Aim of the task >> Draw out every line with the word "type" from the listing below.

Dataset extract >>
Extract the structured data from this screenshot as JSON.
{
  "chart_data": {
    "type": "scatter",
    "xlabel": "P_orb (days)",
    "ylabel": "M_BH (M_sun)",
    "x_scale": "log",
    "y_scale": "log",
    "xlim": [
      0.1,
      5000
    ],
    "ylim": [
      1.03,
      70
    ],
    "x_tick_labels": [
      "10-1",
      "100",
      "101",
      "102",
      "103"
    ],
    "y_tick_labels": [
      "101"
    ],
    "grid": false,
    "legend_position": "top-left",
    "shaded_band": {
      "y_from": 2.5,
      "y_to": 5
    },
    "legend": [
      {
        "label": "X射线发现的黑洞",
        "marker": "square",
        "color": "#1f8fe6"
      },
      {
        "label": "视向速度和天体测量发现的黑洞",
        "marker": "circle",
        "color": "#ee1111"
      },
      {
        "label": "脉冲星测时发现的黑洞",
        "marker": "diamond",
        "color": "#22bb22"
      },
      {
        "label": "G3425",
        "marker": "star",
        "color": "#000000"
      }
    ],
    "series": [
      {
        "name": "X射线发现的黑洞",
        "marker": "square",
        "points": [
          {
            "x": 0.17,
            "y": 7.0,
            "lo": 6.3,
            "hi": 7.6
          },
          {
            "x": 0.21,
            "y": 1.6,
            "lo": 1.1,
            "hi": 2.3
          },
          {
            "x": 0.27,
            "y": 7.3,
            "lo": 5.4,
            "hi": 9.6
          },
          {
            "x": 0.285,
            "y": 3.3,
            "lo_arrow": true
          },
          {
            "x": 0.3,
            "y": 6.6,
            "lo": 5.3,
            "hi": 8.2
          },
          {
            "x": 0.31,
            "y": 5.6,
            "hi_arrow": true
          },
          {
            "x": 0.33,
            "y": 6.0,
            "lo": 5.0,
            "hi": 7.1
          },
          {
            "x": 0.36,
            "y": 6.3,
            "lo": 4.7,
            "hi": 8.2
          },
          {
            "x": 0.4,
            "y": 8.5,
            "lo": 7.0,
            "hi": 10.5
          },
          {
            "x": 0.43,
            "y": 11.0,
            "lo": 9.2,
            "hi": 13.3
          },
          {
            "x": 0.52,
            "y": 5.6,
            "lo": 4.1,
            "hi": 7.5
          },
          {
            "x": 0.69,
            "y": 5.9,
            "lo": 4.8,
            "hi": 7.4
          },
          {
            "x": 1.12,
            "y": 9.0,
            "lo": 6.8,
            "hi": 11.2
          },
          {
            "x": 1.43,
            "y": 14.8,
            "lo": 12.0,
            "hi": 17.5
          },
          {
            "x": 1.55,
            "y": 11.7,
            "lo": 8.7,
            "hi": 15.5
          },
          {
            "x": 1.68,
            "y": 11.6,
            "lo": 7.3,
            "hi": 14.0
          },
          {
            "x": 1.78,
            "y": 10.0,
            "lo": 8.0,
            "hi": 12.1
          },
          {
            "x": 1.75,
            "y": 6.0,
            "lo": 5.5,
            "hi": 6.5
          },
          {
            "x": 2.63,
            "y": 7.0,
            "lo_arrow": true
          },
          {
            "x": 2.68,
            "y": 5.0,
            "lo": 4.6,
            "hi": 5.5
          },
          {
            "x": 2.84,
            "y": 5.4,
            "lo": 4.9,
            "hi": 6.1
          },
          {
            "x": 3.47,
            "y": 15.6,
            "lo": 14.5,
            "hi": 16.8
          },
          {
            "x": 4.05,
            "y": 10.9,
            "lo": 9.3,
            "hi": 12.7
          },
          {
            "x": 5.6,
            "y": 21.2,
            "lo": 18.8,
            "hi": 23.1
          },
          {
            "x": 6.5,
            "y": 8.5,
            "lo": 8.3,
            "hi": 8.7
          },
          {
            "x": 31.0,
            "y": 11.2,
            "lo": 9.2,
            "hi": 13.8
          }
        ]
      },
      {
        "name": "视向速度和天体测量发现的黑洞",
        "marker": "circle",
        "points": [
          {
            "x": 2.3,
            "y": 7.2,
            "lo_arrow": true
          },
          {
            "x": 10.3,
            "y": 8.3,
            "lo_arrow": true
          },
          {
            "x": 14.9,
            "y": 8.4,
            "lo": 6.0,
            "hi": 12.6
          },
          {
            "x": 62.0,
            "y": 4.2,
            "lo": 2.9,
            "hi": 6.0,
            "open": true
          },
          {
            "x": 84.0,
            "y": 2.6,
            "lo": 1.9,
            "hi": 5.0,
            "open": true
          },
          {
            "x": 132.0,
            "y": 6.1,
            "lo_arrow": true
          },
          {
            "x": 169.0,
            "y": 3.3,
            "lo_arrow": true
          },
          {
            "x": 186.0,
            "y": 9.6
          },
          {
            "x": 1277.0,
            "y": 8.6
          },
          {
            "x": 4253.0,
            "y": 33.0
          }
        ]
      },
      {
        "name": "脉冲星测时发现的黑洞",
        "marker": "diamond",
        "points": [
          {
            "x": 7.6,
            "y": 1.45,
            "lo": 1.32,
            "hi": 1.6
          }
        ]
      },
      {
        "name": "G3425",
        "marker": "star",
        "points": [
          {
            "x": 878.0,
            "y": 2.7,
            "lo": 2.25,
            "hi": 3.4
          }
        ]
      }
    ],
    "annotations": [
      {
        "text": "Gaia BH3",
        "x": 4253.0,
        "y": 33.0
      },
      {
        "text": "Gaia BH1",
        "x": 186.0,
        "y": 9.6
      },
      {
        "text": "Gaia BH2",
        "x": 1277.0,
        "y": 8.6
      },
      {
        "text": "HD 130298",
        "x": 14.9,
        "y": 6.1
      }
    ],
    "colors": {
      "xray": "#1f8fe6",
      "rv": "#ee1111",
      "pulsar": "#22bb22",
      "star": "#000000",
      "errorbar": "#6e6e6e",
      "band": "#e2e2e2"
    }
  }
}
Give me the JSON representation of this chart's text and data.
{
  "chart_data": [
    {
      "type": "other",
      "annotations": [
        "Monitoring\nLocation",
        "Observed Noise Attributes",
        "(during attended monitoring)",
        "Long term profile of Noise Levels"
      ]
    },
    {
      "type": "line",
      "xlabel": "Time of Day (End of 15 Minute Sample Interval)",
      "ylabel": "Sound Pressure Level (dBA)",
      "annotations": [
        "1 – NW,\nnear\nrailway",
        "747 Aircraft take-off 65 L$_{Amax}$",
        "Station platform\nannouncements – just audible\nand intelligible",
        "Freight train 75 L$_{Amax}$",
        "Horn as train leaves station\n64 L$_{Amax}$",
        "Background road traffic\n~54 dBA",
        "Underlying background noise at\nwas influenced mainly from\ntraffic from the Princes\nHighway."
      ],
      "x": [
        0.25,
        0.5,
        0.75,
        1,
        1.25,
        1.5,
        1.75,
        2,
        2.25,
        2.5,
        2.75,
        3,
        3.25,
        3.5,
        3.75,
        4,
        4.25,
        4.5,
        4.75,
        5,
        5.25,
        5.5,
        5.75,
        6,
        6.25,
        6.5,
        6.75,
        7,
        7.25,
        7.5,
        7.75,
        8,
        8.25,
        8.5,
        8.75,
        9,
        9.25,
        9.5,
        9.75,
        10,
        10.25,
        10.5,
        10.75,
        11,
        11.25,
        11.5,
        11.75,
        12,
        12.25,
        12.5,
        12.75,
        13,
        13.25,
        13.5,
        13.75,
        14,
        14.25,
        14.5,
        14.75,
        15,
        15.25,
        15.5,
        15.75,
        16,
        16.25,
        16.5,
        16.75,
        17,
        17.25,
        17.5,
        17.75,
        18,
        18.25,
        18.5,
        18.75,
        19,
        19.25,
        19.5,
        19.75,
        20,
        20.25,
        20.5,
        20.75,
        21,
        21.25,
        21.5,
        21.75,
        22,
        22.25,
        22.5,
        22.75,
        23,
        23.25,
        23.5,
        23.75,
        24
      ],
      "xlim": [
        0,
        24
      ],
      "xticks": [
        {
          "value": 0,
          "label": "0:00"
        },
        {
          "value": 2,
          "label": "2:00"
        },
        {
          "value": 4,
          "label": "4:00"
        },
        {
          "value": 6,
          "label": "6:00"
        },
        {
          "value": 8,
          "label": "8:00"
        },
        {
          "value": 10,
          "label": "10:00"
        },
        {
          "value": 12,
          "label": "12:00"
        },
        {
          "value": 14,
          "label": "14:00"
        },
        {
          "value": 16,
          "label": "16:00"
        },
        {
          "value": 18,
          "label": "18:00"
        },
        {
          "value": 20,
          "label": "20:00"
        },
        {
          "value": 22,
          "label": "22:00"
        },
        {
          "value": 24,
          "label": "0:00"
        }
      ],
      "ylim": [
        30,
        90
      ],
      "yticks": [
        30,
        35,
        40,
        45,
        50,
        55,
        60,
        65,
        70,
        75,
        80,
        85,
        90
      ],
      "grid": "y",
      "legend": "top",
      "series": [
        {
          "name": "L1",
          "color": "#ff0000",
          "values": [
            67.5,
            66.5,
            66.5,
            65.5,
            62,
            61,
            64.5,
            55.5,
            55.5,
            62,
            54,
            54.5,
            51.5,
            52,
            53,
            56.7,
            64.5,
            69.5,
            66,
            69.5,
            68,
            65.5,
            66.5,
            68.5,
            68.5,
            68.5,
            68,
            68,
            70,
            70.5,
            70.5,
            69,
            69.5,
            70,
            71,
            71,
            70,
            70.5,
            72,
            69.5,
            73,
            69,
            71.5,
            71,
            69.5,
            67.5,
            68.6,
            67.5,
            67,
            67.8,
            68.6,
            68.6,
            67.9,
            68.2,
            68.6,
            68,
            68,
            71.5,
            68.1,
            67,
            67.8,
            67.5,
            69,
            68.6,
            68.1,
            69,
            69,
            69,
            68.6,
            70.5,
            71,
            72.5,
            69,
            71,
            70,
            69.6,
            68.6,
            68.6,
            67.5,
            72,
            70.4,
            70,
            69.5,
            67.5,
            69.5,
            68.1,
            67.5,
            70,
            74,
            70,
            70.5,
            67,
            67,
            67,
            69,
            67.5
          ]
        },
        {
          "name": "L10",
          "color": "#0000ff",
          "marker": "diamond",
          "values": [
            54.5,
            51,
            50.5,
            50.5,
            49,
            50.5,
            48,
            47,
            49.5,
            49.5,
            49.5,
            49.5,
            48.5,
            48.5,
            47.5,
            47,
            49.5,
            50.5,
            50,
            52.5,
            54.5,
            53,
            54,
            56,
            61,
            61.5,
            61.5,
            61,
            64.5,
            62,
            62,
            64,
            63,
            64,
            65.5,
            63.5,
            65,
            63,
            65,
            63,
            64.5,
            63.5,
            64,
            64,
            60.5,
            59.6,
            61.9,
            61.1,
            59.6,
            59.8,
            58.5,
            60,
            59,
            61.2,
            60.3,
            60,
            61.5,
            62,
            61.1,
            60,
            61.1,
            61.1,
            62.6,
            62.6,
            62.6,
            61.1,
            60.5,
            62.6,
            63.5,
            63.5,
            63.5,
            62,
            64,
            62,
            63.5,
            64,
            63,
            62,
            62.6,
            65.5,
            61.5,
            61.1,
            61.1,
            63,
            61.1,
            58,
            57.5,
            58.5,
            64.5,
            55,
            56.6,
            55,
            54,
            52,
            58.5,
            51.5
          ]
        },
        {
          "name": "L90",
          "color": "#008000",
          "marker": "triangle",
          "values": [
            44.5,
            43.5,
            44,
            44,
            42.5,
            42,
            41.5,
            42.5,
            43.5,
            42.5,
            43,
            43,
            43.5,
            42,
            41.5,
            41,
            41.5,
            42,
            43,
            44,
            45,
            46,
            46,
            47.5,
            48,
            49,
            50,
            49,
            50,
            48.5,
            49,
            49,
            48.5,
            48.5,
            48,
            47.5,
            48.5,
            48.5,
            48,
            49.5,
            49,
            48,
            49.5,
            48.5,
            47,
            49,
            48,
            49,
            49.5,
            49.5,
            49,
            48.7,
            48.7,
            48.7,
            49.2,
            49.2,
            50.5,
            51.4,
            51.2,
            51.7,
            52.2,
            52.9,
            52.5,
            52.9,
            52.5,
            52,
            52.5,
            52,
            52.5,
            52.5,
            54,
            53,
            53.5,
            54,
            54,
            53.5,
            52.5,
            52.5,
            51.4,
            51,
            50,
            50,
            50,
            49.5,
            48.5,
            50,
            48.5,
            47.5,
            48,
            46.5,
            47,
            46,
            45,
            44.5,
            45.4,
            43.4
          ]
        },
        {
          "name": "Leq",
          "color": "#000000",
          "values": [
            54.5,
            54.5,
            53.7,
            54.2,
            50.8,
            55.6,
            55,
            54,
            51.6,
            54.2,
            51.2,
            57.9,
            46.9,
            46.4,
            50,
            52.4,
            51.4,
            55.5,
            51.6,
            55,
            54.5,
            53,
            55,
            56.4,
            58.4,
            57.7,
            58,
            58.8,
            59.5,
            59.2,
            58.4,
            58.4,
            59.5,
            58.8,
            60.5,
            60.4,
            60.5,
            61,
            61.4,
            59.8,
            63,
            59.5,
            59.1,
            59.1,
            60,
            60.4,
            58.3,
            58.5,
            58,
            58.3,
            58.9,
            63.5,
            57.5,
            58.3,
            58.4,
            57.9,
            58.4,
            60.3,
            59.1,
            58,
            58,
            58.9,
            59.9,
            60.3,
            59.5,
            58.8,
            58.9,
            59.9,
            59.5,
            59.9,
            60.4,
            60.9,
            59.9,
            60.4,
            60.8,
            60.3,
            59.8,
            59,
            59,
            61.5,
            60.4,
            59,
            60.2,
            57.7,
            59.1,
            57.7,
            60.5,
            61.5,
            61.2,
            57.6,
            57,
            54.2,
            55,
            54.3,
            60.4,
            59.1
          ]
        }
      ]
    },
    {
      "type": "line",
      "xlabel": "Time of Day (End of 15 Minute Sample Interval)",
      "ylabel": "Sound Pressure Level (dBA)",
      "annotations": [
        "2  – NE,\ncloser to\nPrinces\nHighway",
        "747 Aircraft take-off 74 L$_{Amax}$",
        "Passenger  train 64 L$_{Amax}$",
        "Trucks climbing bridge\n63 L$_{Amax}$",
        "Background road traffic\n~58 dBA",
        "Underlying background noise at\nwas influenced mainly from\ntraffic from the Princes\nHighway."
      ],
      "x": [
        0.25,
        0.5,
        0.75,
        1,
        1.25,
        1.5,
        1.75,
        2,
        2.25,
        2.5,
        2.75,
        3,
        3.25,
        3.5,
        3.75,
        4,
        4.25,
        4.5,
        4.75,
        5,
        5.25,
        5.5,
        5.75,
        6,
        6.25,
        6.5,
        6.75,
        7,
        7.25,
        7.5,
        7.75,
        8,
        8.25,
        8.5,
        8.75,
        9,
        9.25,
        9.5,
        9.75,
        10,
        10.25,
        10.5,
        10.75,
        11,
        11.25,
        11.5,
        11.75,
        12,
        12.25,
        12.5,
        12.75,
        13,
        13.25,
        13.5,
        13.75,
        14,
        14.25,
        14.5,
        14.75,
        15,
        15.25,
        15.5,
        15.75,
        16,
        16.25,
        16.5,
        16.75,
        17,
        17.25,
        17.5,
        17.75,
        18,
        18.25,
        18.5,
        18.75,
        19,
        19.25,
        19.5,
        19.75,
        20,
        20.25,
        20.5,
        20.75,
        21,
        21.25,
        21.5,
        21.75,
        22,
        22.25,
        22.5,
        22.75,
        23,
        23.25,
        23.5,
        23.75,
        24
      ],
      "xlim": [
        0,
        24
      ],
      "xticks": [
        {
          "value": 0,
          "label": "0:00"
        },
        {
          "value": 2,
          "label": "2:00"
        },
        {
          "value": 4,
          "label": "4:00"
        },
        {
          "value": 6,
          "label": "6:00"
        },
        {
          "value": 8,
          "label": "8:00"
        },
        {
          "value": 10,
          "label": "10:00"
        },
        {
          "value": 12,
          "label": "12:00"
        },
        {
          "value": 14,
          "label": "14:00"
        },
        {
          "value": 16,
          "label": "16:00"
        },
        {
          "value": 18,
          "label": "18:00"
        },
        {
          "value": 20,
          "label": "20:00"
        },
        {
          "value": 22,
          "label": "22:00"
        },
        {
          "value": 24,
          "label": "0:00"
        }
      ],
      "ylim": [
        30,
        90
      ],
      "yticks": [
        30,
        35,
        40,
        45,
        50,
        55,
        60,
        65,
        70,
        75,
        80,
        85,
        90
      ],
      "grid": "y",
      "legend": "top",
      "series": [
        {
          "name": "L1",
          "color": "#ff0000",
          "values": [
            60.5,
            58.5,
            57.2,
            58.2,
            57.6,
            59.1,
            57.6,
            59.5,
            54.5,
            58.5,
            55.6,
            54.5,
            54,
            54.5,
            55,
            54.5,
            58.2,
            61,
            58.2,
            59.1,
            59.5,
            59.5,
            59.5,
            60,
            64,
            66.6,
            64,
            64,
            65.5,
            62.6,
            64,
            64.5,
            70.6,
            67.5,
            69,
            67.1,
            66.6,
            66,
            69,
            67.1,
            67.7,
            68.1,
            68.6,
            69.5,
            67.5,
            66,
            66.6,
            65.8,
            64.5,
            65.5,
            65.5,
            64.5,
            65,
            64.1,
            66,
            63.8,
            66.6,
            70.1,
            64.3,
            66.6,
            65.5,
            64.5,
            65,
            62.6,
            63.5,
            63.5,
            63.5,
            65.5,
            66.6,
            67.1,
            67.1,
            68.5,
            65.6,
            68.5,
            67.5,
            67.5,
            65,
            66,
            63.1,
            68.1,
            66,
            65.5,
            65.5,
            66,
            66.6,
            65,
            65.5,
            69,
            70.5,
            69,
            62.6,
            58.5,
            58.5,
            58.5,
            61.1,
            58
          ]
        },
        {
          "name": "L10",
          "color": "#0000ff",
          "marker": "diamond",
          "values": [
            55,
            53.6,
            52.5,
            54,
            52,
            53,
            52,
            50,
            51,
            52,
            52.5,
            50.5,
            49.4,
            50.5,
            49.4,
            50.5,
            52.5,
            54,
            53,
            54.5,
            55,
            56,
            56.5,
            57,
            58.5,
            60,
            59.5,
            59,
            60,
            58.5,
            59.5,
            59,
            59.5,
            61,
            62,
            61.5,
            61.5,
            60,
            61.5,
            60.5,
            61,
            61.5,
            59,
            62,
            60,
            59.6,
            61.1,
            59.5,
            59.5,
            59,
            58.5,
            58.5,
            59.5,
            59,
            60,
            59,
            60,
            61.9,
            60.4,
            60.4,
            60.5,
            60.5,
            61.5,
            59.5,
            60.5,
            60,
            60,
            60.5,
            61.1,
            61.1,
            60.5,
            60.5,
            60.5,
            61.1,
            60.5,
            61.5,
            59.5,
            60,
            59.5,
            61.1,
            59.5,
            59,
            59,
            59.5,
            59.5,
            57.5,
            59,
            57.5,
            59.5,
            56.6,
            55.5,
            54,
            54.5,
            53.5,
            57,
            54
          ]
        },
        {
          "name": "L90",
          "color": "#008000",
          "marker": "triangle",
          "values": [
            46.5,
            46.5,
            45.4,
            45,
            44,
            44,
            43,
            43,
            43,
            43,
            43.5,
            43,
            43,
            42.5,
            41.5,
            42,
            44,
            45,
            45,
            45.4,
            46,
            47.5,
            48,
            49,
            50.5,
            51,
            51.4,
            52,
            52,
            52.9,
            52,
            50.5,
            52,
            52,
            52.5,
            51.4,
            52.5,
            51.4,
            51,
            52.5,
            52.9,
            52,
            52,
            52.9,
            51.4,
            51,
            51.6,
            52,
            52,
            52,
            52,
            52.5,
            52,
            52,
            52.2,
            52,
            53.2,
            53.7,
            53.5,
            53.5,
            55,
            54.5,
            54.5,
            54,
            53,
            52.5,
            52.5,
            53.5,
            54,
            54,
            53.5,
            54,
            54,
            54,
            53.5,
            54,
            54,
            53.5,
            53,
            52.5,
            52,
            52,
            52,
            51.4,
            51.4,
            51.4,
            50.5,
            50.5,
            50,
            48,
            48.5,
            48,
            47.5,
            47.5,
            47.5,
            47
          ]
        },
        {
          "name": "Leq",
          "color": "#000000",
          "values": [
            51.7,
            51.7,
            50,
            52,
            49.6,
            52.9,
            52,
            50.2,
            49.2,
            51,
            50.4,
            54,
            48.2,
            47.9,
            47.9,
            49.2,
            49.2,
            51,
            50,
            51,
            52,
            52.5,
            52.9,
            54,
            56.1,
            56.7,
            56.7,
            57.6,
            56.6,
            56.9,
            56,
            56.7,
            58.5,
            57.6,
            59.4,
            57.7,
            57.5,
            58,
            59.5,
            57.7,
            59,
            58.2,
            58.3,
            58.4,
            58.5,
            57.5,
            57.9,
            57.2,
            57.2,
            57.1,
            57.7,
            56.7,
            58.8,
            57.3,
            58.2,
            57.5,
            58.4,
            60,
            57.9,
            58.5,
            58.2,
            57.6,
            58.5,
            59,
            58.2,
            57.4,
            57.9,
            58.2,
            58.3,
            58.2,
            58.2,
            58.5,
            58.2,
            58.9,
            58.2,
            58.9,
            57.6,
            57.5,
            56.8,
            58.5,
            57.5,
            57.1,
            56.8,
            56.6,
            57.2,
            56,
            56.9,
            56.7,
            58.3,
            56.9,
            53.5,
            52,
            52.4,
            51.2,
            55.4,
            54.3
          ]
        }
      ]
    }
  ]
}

Result below >>
    "type": "scatter",
      "type": "other",
      "type": "line",
      "type": "line",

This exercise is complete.